= DO THIS =
Search the material for the string "LONDON" and copy each line where it occurs.

Dataset excerpt:

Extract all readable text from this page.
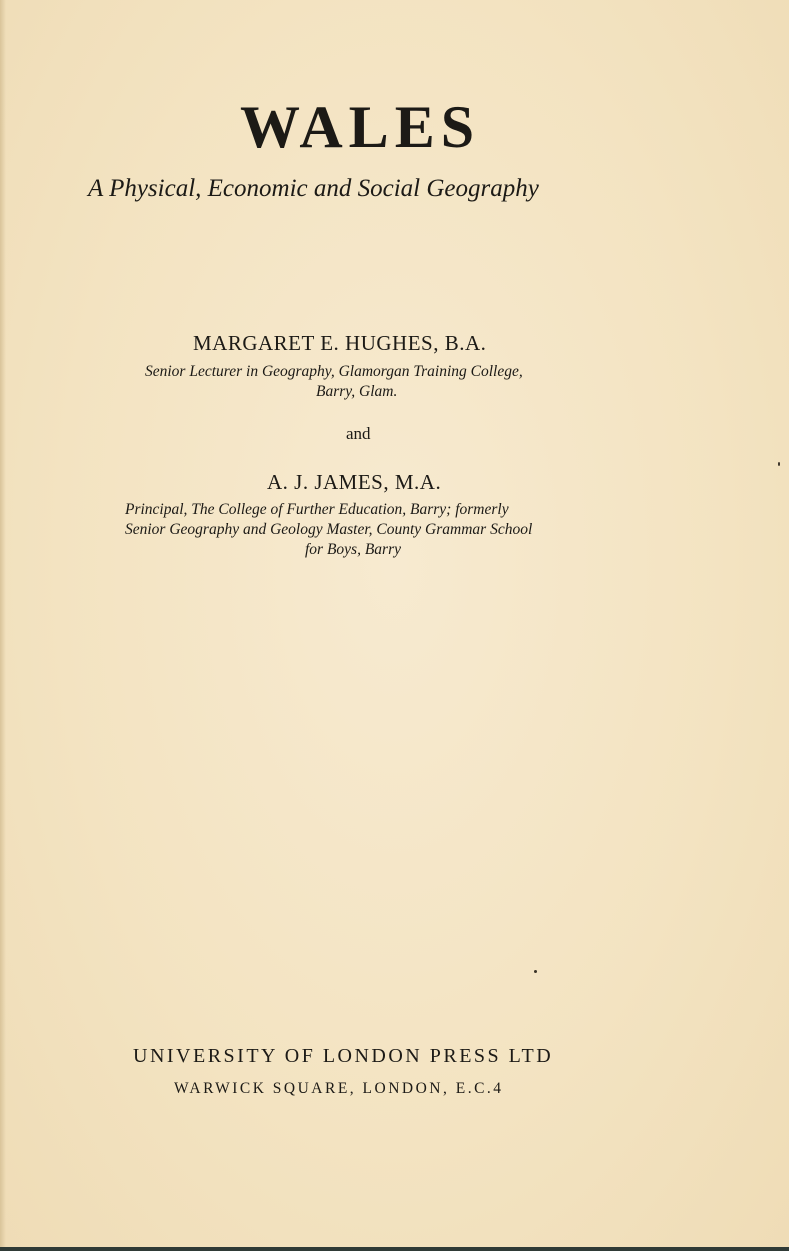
WALES

A Physical, Economic and Social Geography

MARGARET E. HUGHES, B.A.

Senior Lecturer in Geography, Glamorgan Training College,

Barry, Glam.

and

A. J. JAMES, M.A.

Principal, The College of Further Education, Barry; formerly

Senior Geography and Geology Master, County Grammar School

for Boys, Barry

UNIVERSITY OF LONDON PRESS LTD

WARWICK SQUARE, LONDON, E.C.4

= RESPONSE FOR THIS EXERCISE =
UNIVERSITY OF LONDON PRESS LTD
WARWICK SQUARE, LONDON, E.C.4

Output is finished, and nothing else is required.